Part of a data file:

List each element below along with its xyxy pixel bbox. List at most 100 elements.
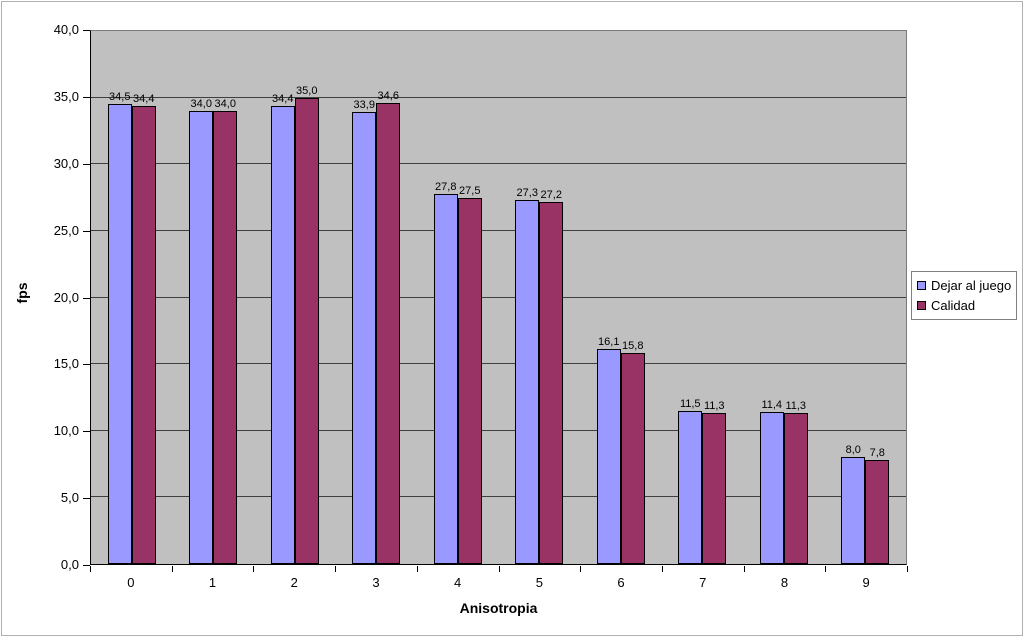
bar-dejar-al-juego: 27,3 — [515, 187, 540, 564]
bar-value-label: 11,3 — [785, 400, 807, 413]
bar-value-label: 35,0 — [296, 84, 318, 97]
bar-value-label: 27,8 — [435, 180, 457, 193]
bar-group: 33,9 34,6 — [336, 31, 418, 564]
y-tick — [83, 431, 90, 432]
x-tick — [253, 566, 254, 572]
bar-calidad: 34,6 — [376, 90, 401, 564]
legend-item: Dejar al juego — [917, 277, 1012, 294]
bar-value-label: 7,8 — [869, 447, 885, 460]
x-tick — [580, 566, 581, 572]
bar-value-label: 27,2 — [540, 188, 562, 201]
bar-dejar-al-juego: 34,4 — [270, 93, 295, 564]
x-tick-label: 5 — [535, 575, 543, 590]
bar-dejar-al-juego: 34,0 — [189, 98, 214, 564]
bar-value-label: 27,5 — [459, 184, 481, 197]
y-tick-label: 10,0 — [53, 423, 79, 438]
bar-value-label: 33,9 — [353, 99, 375, 112]
bar-value-label: 11,3 — [703, 400, 725, 413]
legend-label: Calidad — [931, 298, 976, 313]
legend-swatch-icon — [917, 301, 926, 310]
gridline — [91, 229, 906, 231]
x-tick-label: 8 — [780, 575, 789, 590]
x-tick-label: 0 — [127, 575, 135, 590]
y-tick-label: 25,0 — [53, 223, 79, 238]
bar-value-label: 34,0 — [214, 97, 236, 110]
legend-swatch-icon — [917, 281, 926, 290]
bar-calidad: 11,3 — [702, 400, 727, 564]
y-tick — [83, 97, 90, 98]
bar-group: 34,4 35,0 — [254, 31, 336, 564]
bar-value-label: 34,6 — [377, 89, 399, 102]
bar-value-label: 34,5 — [109, 91, 131, 104]
bar-calidad: 34,4 — [131, 93, 156, 564]
y-tick — [83, 364, 90, 365]
y-tick — [83, 231, 90, 232]
y-tick-label: 40,0 — [53, 22, 79, 37]
y-tick — [83, 565, 90, 566]
x-tick — [825, 566, 826, 572]
gridline — [91, 296, 906, 298]
x-tick — [172, 566, 173, 572]
bar-value-label: 11,4 — [761, 399, 783, 412]
bar-dejar-al-juego: 8,0 — [841, 444, 866, 564]
x-tick-label: 3 — [372, 575, 380, 590]
y-tick — [83, 298, 90, 299]
bar-value-label: 16,1 — [598, 336, 620, 349]
x-tick — [499, 566, 500, 572]
x-tick-label: 7 — [699, 575, 707, 590]
x-tick — [90, 566, 91, 572]
x-tick — [662, 566, 663, 572]
bar-value-label: 34,0 — [190, 97, 212, 110]
gridline — [91, 96, 906, 98]
bar-calidad: 15,8 — [620, 340, 645, 564]
x-tick — [335, 566, 336, 572]
bar-group: 8,0 7,8 — [825, 31, 907, 564]
bar-value-label: 34,4 — [272, 92, 294, 105]
legend-label: Dejar al juego — [931, 278, 1012, 293]
bar-value-label: 15,8 — [622, 340, 644, 353]
bar-calidad: 35,0 — [294, 85, 319, 564]
bar-value-label: 11,5 — [679, 397, 701, 410]
y-tick — [83, 30, 90, 31]
gridline — [91, 363, 906, 365]
bar-dejar-al-juego: 11,4 — [759, 399, 784, 564]
bar-calidad: 27,2 — [539, 189, 564, 564]
gridline — [91, 163, 906, 165]
legend: Dejar al juego Calidad — [911, 271, 1017, 320]
gridline — [91, 429, 906, 431]
bar-value-label: 34,4 — [133, 92, 155, 105]
bar-group: 11,5 11,3 — [662, 31, 744, 564]
bar-value-label: 27,3 — [516, 187, 538, 200]
bar-calidad: 7,8 — [865, 447, 890, 564]
bar-calidad: 34,0 — [213, 98, 238, 564]
x-tick-label: 2 — [290, 575, 298, 590]
x-tick-label: 4 — [454, 575, 462, 590]
y-tick — [83, 498, 90, 499]
x-tick-label: 9 — [862, 575, 870, 590]
y-tick-label: 0,0 — [60, 557, 79, 572]
plot-area: 34,5 34,4 34,0 34,0 34,4 35,0 33,9 34,6 27,8 27,5… — [90, 30, 907, 565]
bar-group: 27,3 27,2 — [499, 31, 581, 564]
bar-group: 16,1 15,8 — [580, 31, 662, 564]
bar-dejar-al-juego: 27,8 — [433, 181, 458, 564]
x-tick-label: 6 — [617, 575, 625, 590]
x-tick — [417, 566, 418, 572]
bar-group: 11,4 11,3 — [743, 31, 825, 564]
gridline — [91, 496, 906, 498]
bar-group: 34,5 34,4 — [91, 31, 173, 564]
legend-item: Calidad — [917, 297, 1012, 314]
x-axis-title: Anisotropia — [459, 600, 538, 616]
bar-dejar-al-juego: 34,5 — [107, 91, 132, 564]
bar-dejar-al-juego: 11,5 — [678, 398, 703, 564]
x-tick — [907, 566, 908, 572]
bar-calidad: 27,5 — [457, 185, 482, 564]
bar-group: 27,8 27,5 — [417, 31, 499, 564]
bar-dejar-al-juego: 16,1 — [596, 336, 621, 564]
bar-value-label: 8,0 — [845, 444, 861, 457]
x-tick — [744, 566, 745, 572]
y-tick-label: 20,0 — [53, 290, 79, 305]
y-tick-label: 35,0 — [53, 89, 79, 104]
bar-group: 34,0 34,0 — [173, 31, 255, 564]
y-tick-label: 15,0 — [53, 356, 79, 371]
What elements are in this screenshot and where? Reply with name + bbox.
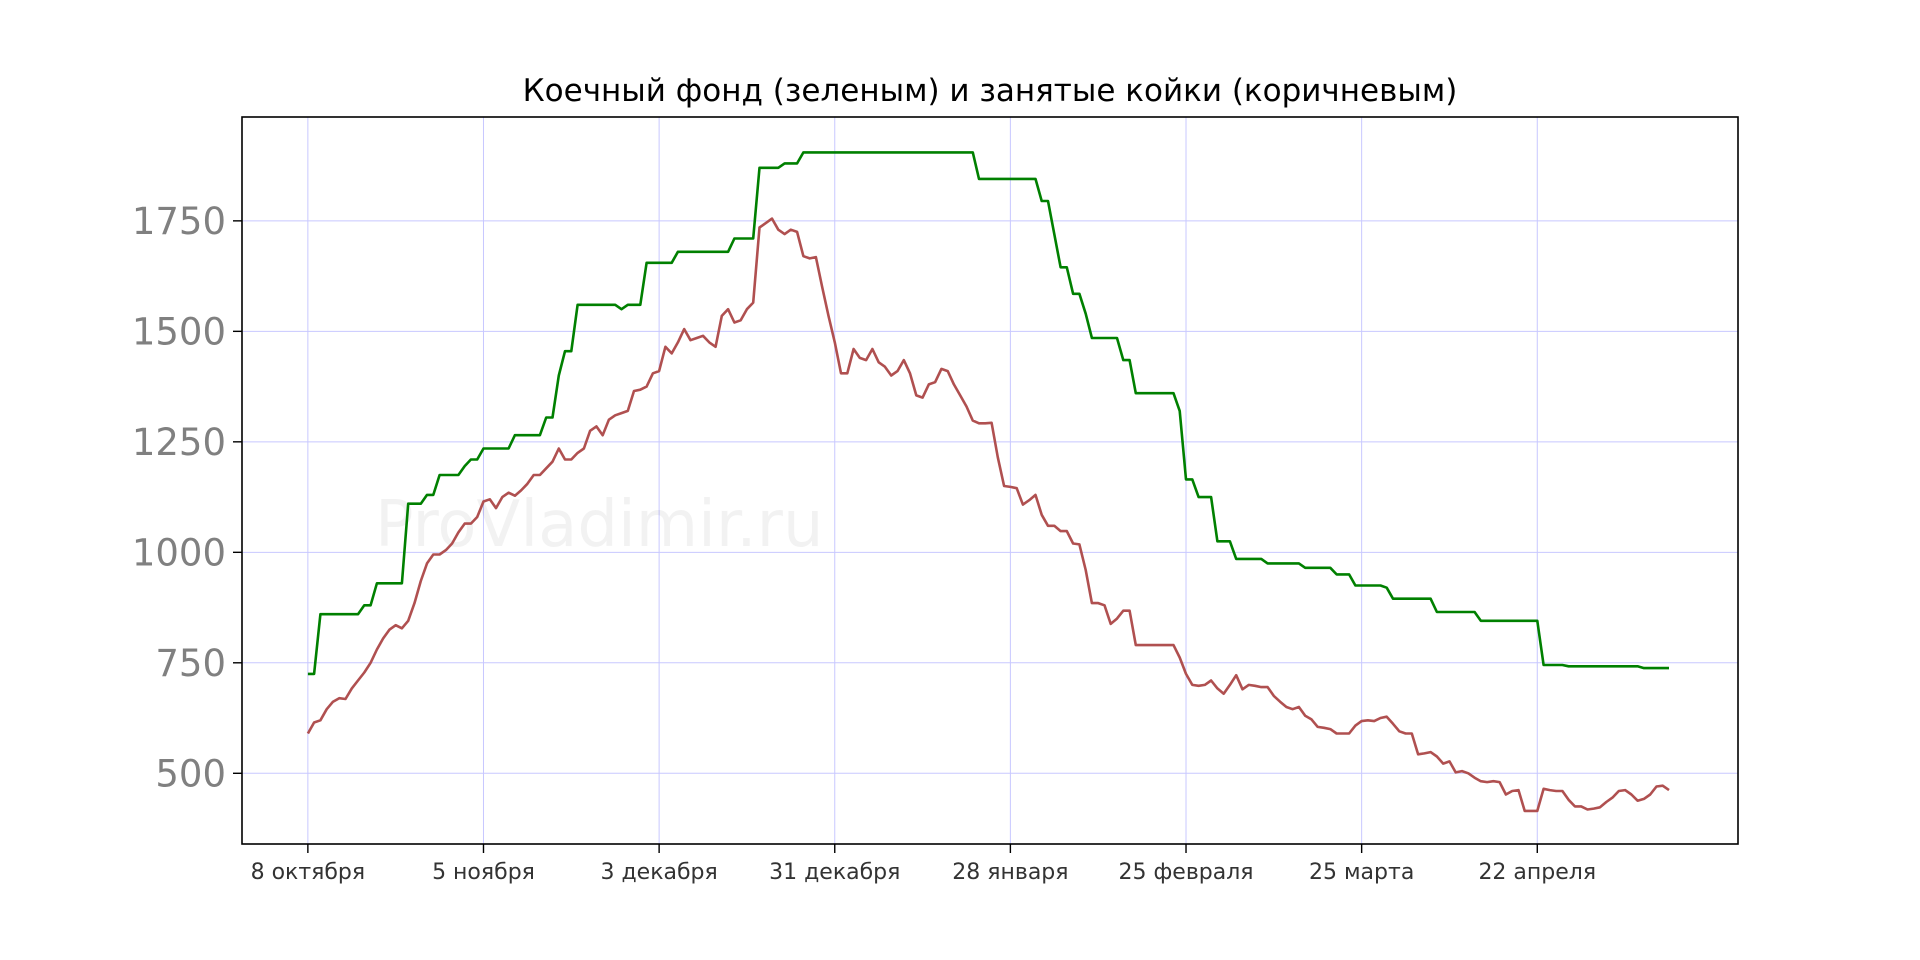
x-tick-label: 8 октября (251, 860, 366, 885)
y-axis: 500 750 1000 1250 1500 1750 (132, 200, 242, 795)
series-layer (306, 151, 1670, 813)
y-tick-label: 1750 (132, 200, 226, 243)
y-tick-label: 1000 (132, 531, 226, 574)
y-tick-label: 1500 (132, 310, 226, 353)
plot-frame (241, 116, 1739, 845)
x-tick-label: 31 декабря (769, 860, 900, 885)
x-tick-label: 25 марта (1309, 860, 1414, 885)
y-tick-label: 750 (155, 642, 226, 685)
series-line-1 (307, 151, 1669, 676)
chart-title: Коечный фонд (зеленым) и занятые койки (… (523, 73, 1458, 109)
y-tick-label: 1250 (132, 421, 226, 464)
x-tick-label: 22 апреля (1478, 860, 1596, 885)
x-tick-label: 25 февраля (1118, 860, 1253, 885)
x-tick-label: 28 января (952, 860, 1068, 885)
x-tick-label: 3 декабря (600, 860, 717, 885)
watermark: ProVladimir.ru (375, 488, 824, 562)
y-tick-label: 500 (155, 752, 226, 795)
x-axis: 8 октября 5 ноября 3 декабря 31 декабря 28 я… (251, 844, 1596, 885)
x-tick-label: 5 ноября (432, 860, 535, 885)
series-line-2 (306, 217, 1670, 813)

## Exercise prompt
Turn all of the records above into a numbered list, skipping blank lines. Leave the pictures out of your answer.

## Complete answer
1. List each element below along with its xyxy pixel bbox. List at most 100 elements.
2. bar-dejar-al-juego: 27,3 — [515, 187, 540, 564]
3. bar-value-label: 11,3 — [785, 400, 807, 413]
4. bar-value-label: 35,0 — [296, 84, 318, 97]
5. bar-value-label: 27,8 — [435, 180, 457, 193]
6. bar-group: 33,9 34,6 — [336, 31, 418, 564]
7. y-tick — [83, 431, 90, 432]
8. x-tick — [253, 566, 254, 572]
9. bar-calidad: 34,6 — [376, 90, 401, 564]
10. legend-item: Dejar al juego — [917, 277, 1012, 294]
11. bar-value-label: 7,8 — [869, 447, 885, 460]
12. x-tick — [580, 566, 581, 572]
13. bar-value-label: 27,2 — [540, 188, 562, 201]
14. bar-dejar-al-juego: 34,4 — [270, 93, 295, 564]
15. x-tick-label: 5 — [535, 575, 543, 590]
16. bar-dejar-al-juego: 34,0 — [189, 98, 214, 564]
17. bar-value-label: 27,5 — [459, 184, 481, 197]
18. y-tick-label: 10,0 — [53, 423, 79, 438]
19. bar-value-label: 33,9 — [353, 99, 375, 112]
20. bar-value-label: 11,3 — [703, 400, 725, 413]
21. legend-label: Calidad — [931, 298, 976, 313]
22. legend-swatch-icon — [917, 301, 926, 310]
23. gridline — [91, 229, 906, 231]
24. x-tick-label: 8 — [780, 575, 789, 590]
25. x-tick-label: 0 — [127, 575, 135, 590]
26. y-tick-label: 25,0 — [53, 223, 79, 238]
27. bar-value-label: 34,0 — [214, 97, 236, 110]
28. legend-swatch-icon — [917, 281, 926, 290]
29. bar-calidad: 11,3 — [702, 400, 727, 564]
30. y-tick — [83, 97, 90, 98]
31. bar-group: 34,4 35,0 — [254, 31, 336, 564]
32. bar-value-label: 34,6 — [377, 89, 399, 102]
33. bar-value-label: 34,5 — [109, 91, 131, 104]
34. bar-calidad: 34,4 — [131, 93, 156, 564]
35. y-tick — [83, 364, 90, 365]
36. y-tick — [83, 231, 90, 232]
37. y-tick-label: 40,0 — [53, 22, 79, 37]
38. y-tick — [83, 565, 90, 566]
39. x-tick — [825, 566, 826, 572]
40. gridline — [91, 296, 906, 298]
41. x-tick — [172, 566, 173, 572]
42. bar-value-label: 11,4 — [761, 399, 783, 412]
43. bar-dejar-al-juego: 8,0 — [841, 444, 866, 564]
44. x-tick-label: 3 — [372, 575, 380, 590]
45. y-tick — [83, 298, 90, 299]
46. bar-value-label: 16,1 — [598, 336, 620, 349]
47. x-tick — [499, 566, 500, 572]
48. x-tick-label: 7 — [699, 575, 707, 590]
49. x-tick — [90, 566, 91, 572]
50. x-tick — [662, 566, 663, 572]
51. bar-value-label: 34,0 — [190, 97, 212, 110]
52. gridline — [91, 96, 906, 98]
53. bar-calidad: 15,8 — [620, 340, 645, 564]
54. x-tick — [335, 566, 336, 572]
55. bar-group: 8,0 7,8 — [825, 31, 907, 564]
56. bar-value-label: 34,4 — [272, 92, 294, 105]
57. legend-label: Dejar al juego — [931, 278, 1012, 293]
58. bar-value-label: 15,8 — [622, 340, 644, 353]
59. bar-calidad: 35,0 — [294, 85, 319, 564]
60. bar-value-label: 11,5 — [679, 397, 701, 410]
61. y-tick — [83, 30, 90, 31]
62. gridline — [91, 363, 906, 365]
63. bar-dejar-al-juego: 11,4 — [759, 399, 784, 564]
64. bar-calidad: 27,2 — [539, 189, 564, 564]
65. gridline — [91, 163, 906, 165]
66. legend: Dejar al juego Calidad — [911, 271, 1017, 320]
67. gridline — [91, 429, 906, 431]
68. bar-value-label: 34,4 — [133, 92, 155, 105]
69. bar-group: 11,5 11,3 — [662, 31, 744, 564]
70. bar-value-label: 27,3 — [516, 187, 538, 200]
71. bar-calidad: 7,8 — [865, 447, 890, 564]
72. bar-calidad: 34,0 — [213, 98, 238, 564]
73. x-tick-label: 2 — [290, 575, 298, 590]
74. x-tick-label: 4 — [454, 575, 462, 590]
75. y-tick — [83, 498, 90, 499]
76. x-tick-label: 9 — [862, 575, 870, 590]
77. y-tick-label: 0,0 — [60, 557, 79, 572]
78. plot-area: 34,5 34,4 34,0 34,0 34,4 35,0 33,9 34,6 27,8 27,5… — [90, 30, 907, 565]
79. bar-group: 27,3 27,2 — [499, 31, 581, 564]
80. bar-group: 16,1 15,8 — [580, 31, 662, 564]
81. bar-dejar-al-juego: 27,8 — [433, 181, 458, 564]
82. x-tick-label: 6 — [617, 575, 625, 590]
83. x-tick — [417, 566, 418, 572]
84. bar-group: 11,4 11,3 — [743, 31, 825, 564]
85. gridline — [91, 496, 906, 498]
86. bar-group: 34,5 34,4 — [91, 31, 173, 564]
87. legend-item: Calidad — [917, 297, 1012, 314]
88. x-axis-title: Anisotropia — [459, 600, 538, 616]
89. bar-dejar-al-juego: 34,5 — [107, 91, 132, 564]
90. bar-dejar-al-juego: 11,5 — [678, 398, 703, 564]
91. x-tick — [907, 566, 908, 572]
92. bar-calidad: 27,5 — [457, 185, 482, 564]
93. bar-group: 27,8 27,5 — [417, 31, 499, 564]
94. bar-dejar-al-juego: 16,1 — [596, 336, 621, 564]
95. bar-value-label: 8,0 — [845, 444, 861, 457]
96. x-tick — [744, 566, 745, 572]
97. y-tick-label: 20,0 — [53, 290, 79, 305]
98. y-tick-label: 35,0 — [53, 89, 79, 104]
99. bar-group: 34,0 34,0 — [173, 31, 255, 564]
100. y-tick-label: 15,0 — [53, 356, 79, 371]
101. What elements are in this screenshot and where? Reply with name + bbox.
102. x-tick-label: 8 октября (251, 860, 366, 885)
103. y-axis: 500 750 1000 1250 1500 1750 (132, 200, 242, 795)
104. series-layer (306, 151, 1670, 813)
105. y-tick-label: 1750 (132, 200, 226, 243)
106. y-tick-label: 1000 (132, 531, 226, 574)
107. y-tick-label: 1500 (132, 310, 226, 353)
108. plot-frame (241, 116, 1739, 845)
109. x-tick-label: 31 декабря (769, 860, 900, 885)
110. x-tick-label: 25 марта (1309, 860, 1414, 885)
111. y-tick-label: 750 (155, 642, 226, 685)
112. series-line-1 (307, 151, 1669, 676)
113. chart-title: Коечный фонд (зеленым) и занятые койки (… (523, 73, 1458, 109)
114. y-tick-label: 1250 (132, 421, 226, 464)
115. x-tick-label: 22 апреля (1478, 860, 1596, 885)
116. x-tick-label: 25 февраля (1118, 860, 1253, 885)
117. x-tick-label: 28 января (952, 860, 1068, 885)
118. x-tick-label: 3 декабря (600, 860, 717, 885)
119. watermark: ProVladimir.ru (375, 488, 824, 562)
120. y-tick-label: 500 (155, 752, 226, 795)
121. x-axis: 8 октября 5 ноября 3 декабря 31 декабря 28 я… (251, 844, 1596, 885)
122. x-tick-label: 5 ноября (432, 860, 535, 885)
123. series-line-2 (306, 217, 1670, 813)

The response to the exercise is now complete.